**YOUR OBJECTIVE**
Please write out the complete listing that follows, exactly as it reads.

--- RECORDED DATA ---

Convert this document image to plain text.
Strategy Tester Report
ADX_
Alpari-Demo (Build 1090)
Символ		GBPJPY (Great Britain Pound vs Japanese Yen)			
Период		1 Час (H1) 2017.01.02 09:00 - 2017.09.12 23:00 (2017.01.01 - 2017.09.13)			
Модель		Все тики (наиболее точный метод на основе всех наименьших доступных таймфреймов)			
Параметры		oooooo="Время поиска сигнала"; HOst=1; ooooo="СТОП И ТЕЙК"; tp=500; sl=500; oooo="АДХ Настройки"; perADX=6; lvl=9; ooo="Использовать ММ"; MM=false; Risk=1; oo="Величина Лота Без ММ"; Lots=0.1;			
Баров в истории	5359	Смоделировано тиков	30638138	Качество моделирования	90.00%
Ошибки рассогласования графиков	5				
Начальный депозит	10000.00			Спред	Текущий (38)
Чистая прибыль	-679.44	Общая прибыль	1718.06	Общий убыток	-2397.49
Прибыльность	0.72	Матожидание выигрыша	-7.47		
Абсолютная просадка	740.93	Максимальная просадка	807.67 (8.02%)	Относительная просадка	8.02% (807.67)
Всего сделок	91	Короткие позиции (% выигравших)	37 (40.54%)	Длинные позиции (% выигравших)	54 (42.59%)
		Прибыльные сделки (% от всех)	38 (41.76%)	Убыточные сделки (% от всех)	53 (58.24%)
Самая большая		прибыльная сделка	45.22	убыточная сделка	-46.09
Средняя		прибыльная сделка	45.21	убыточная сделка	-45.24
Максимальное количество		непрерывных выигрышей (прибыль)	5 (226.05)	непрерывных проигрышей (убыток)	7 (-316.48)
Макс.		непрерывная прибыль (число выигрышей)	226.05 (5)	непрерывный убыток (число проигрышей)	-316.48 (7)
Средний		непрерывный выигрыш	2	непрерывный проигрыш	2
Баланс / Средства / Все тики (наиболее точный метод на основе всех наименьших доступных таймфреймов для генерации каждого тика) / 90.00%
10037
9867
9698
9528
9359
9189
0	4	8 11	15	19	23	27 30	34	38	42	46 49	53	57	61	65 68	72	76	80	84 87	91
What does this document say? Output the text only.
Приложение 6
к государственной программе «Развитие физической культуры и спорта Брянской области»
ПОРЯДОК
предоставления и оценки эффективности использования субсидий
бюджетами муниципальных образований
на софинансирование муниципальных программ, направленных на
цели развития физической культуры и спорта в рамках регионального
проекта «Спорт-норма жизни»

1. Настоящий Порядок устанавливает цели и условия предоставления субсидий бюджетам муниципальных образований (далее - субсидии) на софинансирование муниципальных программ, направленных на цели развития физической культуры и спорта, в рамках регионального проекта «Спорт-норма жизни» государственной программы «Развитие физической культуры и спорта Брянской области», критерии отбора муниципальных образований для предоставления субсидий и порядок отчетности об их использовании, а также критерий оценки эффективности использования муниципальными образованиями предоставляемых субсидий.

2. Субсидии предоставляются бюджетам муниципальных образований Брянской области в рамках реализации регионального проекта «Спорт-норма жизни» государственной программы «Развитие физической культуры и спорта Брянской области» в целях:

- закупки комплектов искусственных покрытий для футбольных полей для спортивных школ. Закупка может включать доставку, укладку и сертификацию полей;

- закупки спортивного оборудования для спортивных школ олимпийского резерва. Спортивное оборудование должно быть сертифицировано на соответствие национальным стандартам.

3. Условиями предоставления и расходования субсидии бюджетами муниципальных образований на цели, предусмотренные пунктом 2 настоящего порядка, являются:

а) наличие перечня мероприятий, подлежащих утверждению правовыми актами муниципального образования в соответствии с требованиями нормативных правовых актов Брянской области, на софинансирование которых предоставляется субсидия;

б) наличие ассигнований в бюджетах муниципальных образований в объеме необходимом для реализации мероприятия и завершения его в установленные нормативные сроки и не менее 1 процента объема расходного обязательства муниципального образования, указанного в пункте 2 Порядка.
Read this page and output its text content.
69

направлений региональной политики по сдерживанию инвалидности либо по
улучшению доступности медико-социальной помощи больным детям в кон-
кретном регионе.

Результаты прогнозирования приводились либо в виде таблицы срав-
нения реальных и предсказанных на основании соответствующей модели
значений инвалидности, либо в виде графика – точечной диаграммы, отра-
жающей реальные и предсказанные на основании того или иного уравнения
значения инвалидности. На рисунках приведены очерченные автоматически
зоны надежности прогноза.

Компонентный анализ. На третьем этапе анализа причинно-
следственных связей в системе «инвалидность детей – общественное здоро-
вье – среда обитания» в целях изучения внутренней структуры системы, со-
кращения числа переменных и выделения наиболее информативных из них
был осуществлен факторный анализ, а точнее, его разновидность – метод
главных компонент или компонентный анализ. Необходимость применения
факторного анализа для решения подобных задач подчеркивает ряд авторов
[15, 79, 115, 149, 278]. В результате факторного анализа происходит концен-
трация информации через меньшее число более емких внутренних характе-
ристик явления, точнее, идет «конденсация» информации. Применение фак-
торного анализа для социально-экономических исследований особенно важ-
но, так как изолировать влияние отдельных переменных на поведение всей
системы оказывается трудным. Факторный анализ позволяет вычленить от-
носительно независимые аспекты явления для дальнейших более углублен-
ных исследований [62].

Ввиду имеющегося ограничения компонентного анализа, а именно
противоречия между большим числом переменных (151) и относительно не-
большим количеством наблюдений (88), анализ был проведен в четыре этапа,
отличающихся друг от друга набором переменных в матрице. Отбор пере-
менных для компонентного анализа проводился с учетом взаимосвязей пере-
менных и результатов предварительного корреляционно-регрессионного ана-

---

**RIGHT ANSWER**
Convert this document image to plain text.
Strategy Tester Report
ADX_
Alpari-Demo (Build 1090)
Символ		GBPJPY (Great Britain Pound vs Japanese Yen)			
Период		1 Час (H1) 2017.01.02 09:00 - 2017.09.12 23:00 (2017.01.01 - 2017.09.13)			
Модель		Все тики (наиболее точный метод на основе всех наименьших доступных таймфреймов)			
Параметры		oooooo="Время поиска сигнала"; HOst=1; ooooo="СТОП И ТЕЙК"; tp=500; sl=500; oooo="АДХ Настройки"; perADX=6; lvl=9; ooo="Использовать ММ"; MM=false; Risk=1; oo="Величина Лота Без ММ"; Lots=0.1;			
Баров в истории	5359	Смоделировано тиков	30638138	Качество моделирования	90.00%
Ошибки рассогласования графиков	5				
Начальный депозит	10000.00			Спред	Текущий (38)
Чистая прибыль	-679.44	Общая прибыль	1718.06	Общий убыток	-2397.49
Прибыльность	0.72	Матожидание выигрыша	-7.47		
Абсолютная просадка	740.93	Максимальная просадка	807.67 (8.02%)	Относительная просадка	8.02% (807.67)
Всего сделок	91	Короткие позиции (% выигравших)	37 (40.54%)	Длинные позиции (% выигравших)	54 (42.59%)
		Прибыльные сделки (% от всех)	38 (41.76%)	Убыточные сделки (% от всех)	53 (58.24%)
Самая большая		прибыльная сделка	45.22	убыточная сделка	-46.09
Средняя		прибыльная сделка	45.21	убыточная сделка	-45.24
Максимальное количество		непрерывных выигрышей (прибыль)	5 (226.05)	непрерывных проигрышей (убыток)	7 (-316.48)
Макс.		непрерывная прибыль (число выигрышей)	226.05 (5)	непрерывный убыток (число проигрышей)	-316.48 (7)
Средний		непрерывный выигрыш	2	непрерывный проигрыш	2
Баланс / Средства / Все тики (наиболее точный метод на основе всех наименьших доступных таймфреймов для генерации каждого тика) / 90.00%
10037
9867
9698
9528
9359
9189
0	4	8 11	15	19	23	27 30	34	38	42	46 49	53	57	61	65 68	72	76	80	84 87	91
What does this document say? Output the text only.
Приложение 6
к государственной программе «Развитие физической культуры и спорта Брянской области»
ПОРЯДОК
предоставления и оценки эффективности использования субсидий
бюджетами муниципальных образований
на софинансирование муниципальных программ, направленных на
цели развития физической культуры и спорта в рамках регионального
проекта «Спорт-норма жизни»

1. Настоящий Порядок устанавливает цели и условия предоставления субсидий бюджетам муниципальных образований (далее - субсидии) на софинансирование муниципальных программ, направленных на цели развития физической культуры и спорта, в рамках регионального проекта «Спорт-норма жизни» государственной программы «Развитие физической культуры и спорта Брянской области», критерии отбора муниципальных образований для предоставления субсидий и порядок отчетности об их использовании, а также критерий оценки эффективности использования муниципальными образованиями предоставляемых субсидий.

2. Субсидии предоставляются бюджетам муниципальных образований Брянской области в рамках реализации регионального проекта «Спорт-норма жизни» государственной программы «Развитие физической культуры и спорта Брянской области» в целях:

- закупки комплектов искусственных покрытий для футбольных полей для спортивных школ. Закупка может включать доставку, укладку и сертификацию полей;

- закупки спортивного оборудования для спортивных школ олимпийского резерва. Спортивное оборудование должно быть сертифицировано на соответствие национальным стандартам.

3. Условиями предоставления и расходования субсидии бюджетами муниципальных образований на цели, предусмотренные пунктом 2 настоящего порядка, являются:

а) наличие перечня мероприятий, подлежащих утверждению правовыми актами муниципального образования в соответствии с требованиями нормативных правовых актов Брянской области, на софинансирование которых предоставляется субсидия;

б) наличие ассигнований в бюджетах муниципальных образований в объеме необходимом для реализации мероприятия и завершения его в установленные нормативные сроки и не менее 1 процента объема расходного обязательства муниципального образования, указанного в пункте 2 Порядка.
Read this page and output its text content.
69

направлений региональной политики по сдерживанию инвалидности либо по
улучшению доступности медико-социальной помощи больным детям в кон-
кретном регионе.

Результаты прогнозирования приводились либо в виде таблицы срав-
нения реальных и предсказанных на основании соответствующей модели
значений инвалидности, либо в виде графика – точечной диаграммы, отра-
жающей реальные и предсказанные на основании того или иного уравнения
значения инвалидности. На рисунках приведены очерченные автоматически
зоны надежности прогноза.

Компонентный анализ. На третьем этапе анализа причинно-
следственных связей в системе «инвалидность детей – общественное здоро-
вье – среда обитания» в целях изучения внутренней структуры системы, со-
кращения числа переменных и выделения наиболее информативных из них
был осуществлен факторный анализ, а точнее, его разновидность – метод
главных компонент или компонентный анализ. Необходимость применения
факторного анализа для решения подобных задач подчеркивает ряд авторов
[15, 79, 115, 149, 278]. В результате факторного анализа происходит концен-
трация информации через меньшее число более емких внутренних характе-
ристик явления, точнее, идет «конденсация» информации. Применение фак-
торного анализа для социально-экономических исследований особенно важ-
но, так как изолировать влияние отдельных переменных на поведение всей
системы оказывается трудным. Факторный анализ позволяет вычленить от-
носительно независимые аспекты явления для дальнейших более углублен-
ных исследований [62].

Ввиду имеющегося ограничения компонентного анализа, а именно
противоречия между большим числом переменных (151) и относительно не-
большим количеством наблюдений (88), анализ был проведен в четыре этапа,
отличающихся друг от друга набором переменных в матрице. Отбор пере-
менных для компонентного анализа проводился с учетом взаимосвязей пере-
менных и результатов предварительного корреляционно-регрессионного ана-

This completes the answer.